• _Problem details_:
Copy out the listing in full, exactly as written, but not its pictures.

━━━━━ Provided information

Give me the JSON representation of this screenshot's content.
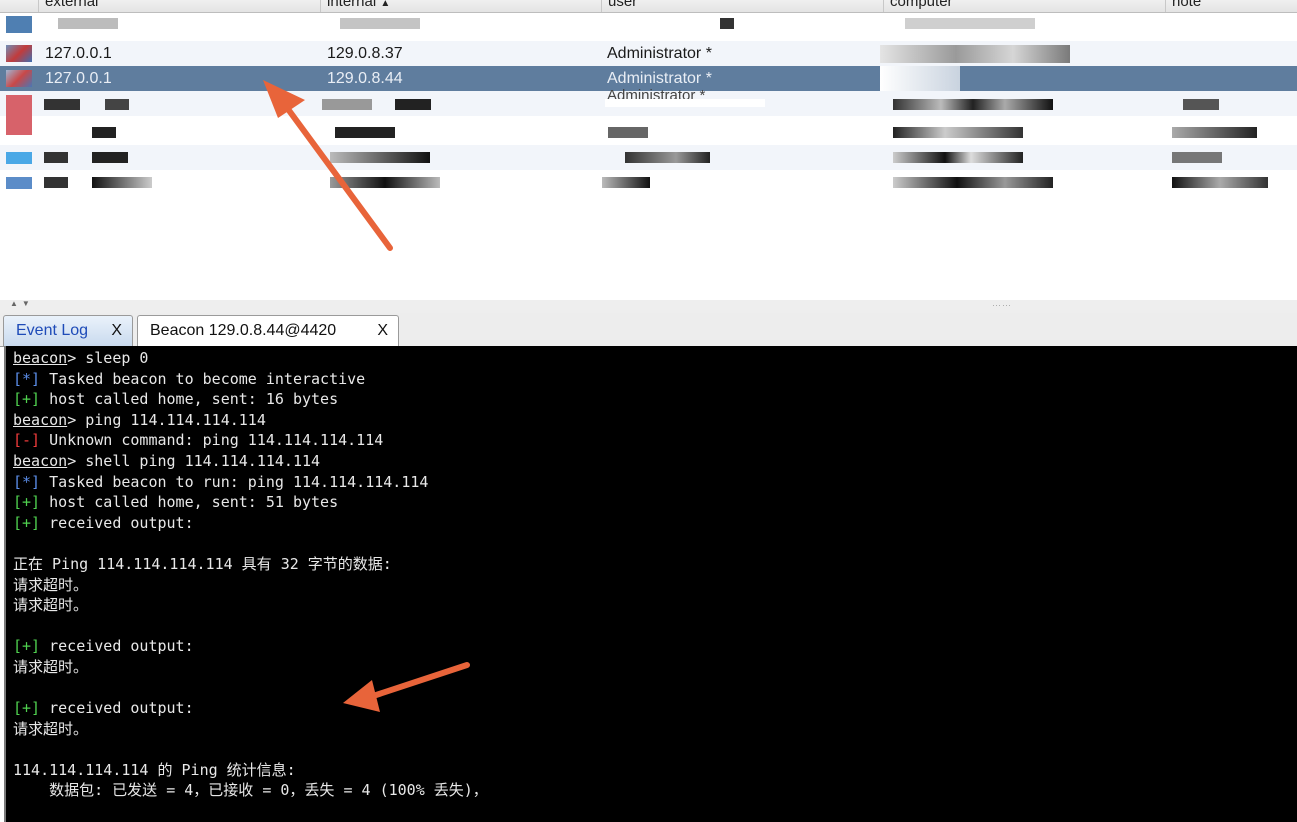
{
  "table": {
    "columns": [
      {
        "label": "external",
        "sort_indicator": ""
      },
      {
        "label": "internal",
        "sort_indicator": "▲"
      },
      {
        "label": "user",
        "sort_indicator": ""
      },
      {
        "label": "computer",
        "sort_indicator": ""
      },
      {
        "label": "note",
        "sort_indicator": ""
      }
    ],
    "rows": [
      {
        "external": "",
        "internal": "",
        "user": "",
        "computer": "",
        "note": ""
      },
      {
        "external": "127.0.0.1",
        "internal": "129.0.8.37",
        "user": "Administrator *",
        "computer": "",
        "note": ""
      },
      {
        "external": "127.0.0.1",
        "internal": "129.0.8.44",
        "user": "Administrator *",
        "computer": "",
        "note": "",
        "selected": true
      },
      {
        "external": "",
        "internal": "",
        "user": "Administrator *",
        "computer": "",
        "note": ""
      },
      {
        "external": "",
        "internal": "",
        "user": "",
        "computer": "",
        "note": ""
      },
      {
        "external": "",
        "internal": "",
        "user": "",
        "computer": "",
        "note": ""
      },
      {
        "external": "",
        "internal": "",
        "user": "",
        "computer": "",
        "note": ""
      }
    ]
  },
  "tabs": [
    {
      "label": "Event Log",
      "close": "X"
    },
    {
      "label": "Beacon 129.0.8.44@4420",
      "close": "X"
    }
  ],
  "console": {
    "lines": [
      {
        "prompt": "beacon",
        "text": "> sleep 0"
      },
      {
        "tag": "[*]",
        "kind": "info",
        "text": " Tasked beacon to become interactive"
      },
      {
        "tag": "[+]",
        "kind": "ok",
        "text": " host called home, sent: 16 bytes"
      },
      {
        "prompt": "beacon",
        "text": "> ping 114.114.114.114"
      },
      {
        "tag": "[-]",
        "kind": "err",
        "text": " Unknown command: ping 114.114.114.114"
      },
      {
        "prompt": "beacon",
        "text": "> shell ping 114.114.114.114"
      },
      {
        "tag": "[*]",
        "kind": "info",
        "text": " Tasked beacon to run: ping 114.114.114.114"
      },
      {
        "tag": "[+]",
        "kind": "ok",
        "text": " host called home, sent: 51 bytes"
      },
      {
        "tag": "[+]",
        "kind": "ok",
        "text": " received output:"
      },
      {
        "text": ""
      },
      {
        "text": "正在 Ping 114.114.114.114 具有 32 字节的数据:"
      },
      {
        "text": "请求超时。"
      },
      {
        "text": "请求超时。"
      },
      {
        "text": ""
      },
      {
        "tag": "[+]",
        "kind": "ok",
        "text": " received output:"
      },
      {
        "text": "请求超时。"
      },
      {
        "text": ""
      },
      {
        "tag": "[+]",
        "kind": "ok",
        "text": " received output:"
      },
      {
        "text": "请求超时。"
      },
      {
        "text": ""
      },
      {
        "text": "114.114.114.114 的 Ping 统计信息:"
      },
      {
        "text": "    数据包: 已发送 = 4，已接收 = 0，丢失 = 4 (100% 丢失)，"
      }
    ]
  },
  "colors": {
    "selected_row": "#5f7d9e",
    "console_bg": "#000000",
    "tag_info": "#5b8de8",
    "tag_ok": "#4fd14f",
    "tag_err": "#f03c3c",
    "annotation_arrow": "#e8643a",
    "event_tab_text": "#1e4bb8"
  }
}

━━━━━━━━━━

• _Exercise response_:
Give me the JSON representation of this screenshot's content.
{
  "table": {
    "columns": [
      {
        "label": "external",
        "sort_indicator": ""
      },
      {
        "label": "internal",
        "sort_indicator": "▲"
      },
      {
        "label": "user",
        "sort_indicator": ""
      },
      {
        "label": "computer",
        "sort_indicator": ""
      },
      {
        "label": "note",
        "sort_indicator": ""
      }
    ],
    "rows": [
      {
        "external": "",
        "internal": "",
        "user": "",
        "computer": "",
        "note": ""
      },
      {
        "external": "127.0.0.1",
        "internal": "129.0.8.37",
        "user": "Administrator *",
        "computer": "",
        "note": ""
      },
      {
        "external": "127.0.0.1",
        "internal": "129.0.8.44",
        "user": "Administrator *",
        "computer": "",
        "note": "",
        "selected": true
      },
      {
        "external": "",
        "internal": "",
        "user": "Administrator *",
        "computer": "",
        "note": ""
      },
      {
        "external": "",
        "internal": "",
        "user": "",
        "computer": "",
        "note": ""
      },
      {
        "external": "",
        "internal": "",
        "user": "",
        "computer": "",
        "note": ""
      },
      {
        "external": "",
        "internal": "",
        "user": "",
        "computer": "",
        "note": ""
      }
    ]
  },
  "tabs": [
    {
      "label": "Event Log",
      "close": "X"
    },
    {
      "label": "Beacon 129.0.8.44@4420",
      "close": "X"
    }
  ],
  "console": {
    "lines": [
      {
        "prompt": "beacon",
        "text": "> sleep 0"
      },
      {
        "tag": "[*]",
        "kind": "info",
        "text": " Tasked beacon to become interactive"
      },
      {
        "tag": "[+]",
        "kind": "ok",
        "text": " host called home, sent: 16 bytes"
      },
      {
        "prompt": "beacon",
        "text": "> ping 114.114.114.114"
      },
      {
        "tag": "[-]",
        "kind": "err",
        "text": " Unknown command: ping 114.114.114.114"
      },
      {
        "prompt": "beacon",
        "text": "> shell ping 114.114.114.114"
      },
      {
        "tag": "[*]",
        "kind": "info",
        "text": " Tasked beacon to run: ping 114.114.114.114"
      },
      {
        "tag": "[+]",
        "kind": "ok",
        "text": " host called home, sent: 51 bytes"
      },
      {
        "tag": "[+]",
        "kind": "ok",
        "text": " received output:"
      },
      {
        "text": ""
      },
      {
        "text": "正在 Ping 114.114.114.114 具有 32 字节的数据:"
      },
      {
        "text": "请求超时。"
      },
      {
        "text": "请求超时。"
      },
      {
        "text": ""
      },
      {
        "tag": "[+]",
        "kind": "ok",
        "text": " received output:"
      },
      {
        "text": "请求超时。"
      },
      {
        "text": ""
      },
      {
        "tag": "[+]",
        "kind": "ok",
        "text": " received output:"
      },
      {
        "text": "请求超时。"
      },
      {
        "text": ""
      },
      {
        "text": "114.114.114.114 的 Ping 统计信息:"
      },
      {
        "text": "    数据包: 已发送 = 4，已接收 = 0，丢失 = 4 (100% 丢失)，"
      }
    ]
  },
  "colors": {
    "selected_row": "#5f7d9e",
    "console_bg": "#000000",
    "tag_info": "#5b8de8",
    "tag_ok": "#4fd14f",
    "tag_err": "#f03c3c",
    "annotation_arrow": "#e8643a",
    "event_tab_text": "#1e4bb8"
  }
}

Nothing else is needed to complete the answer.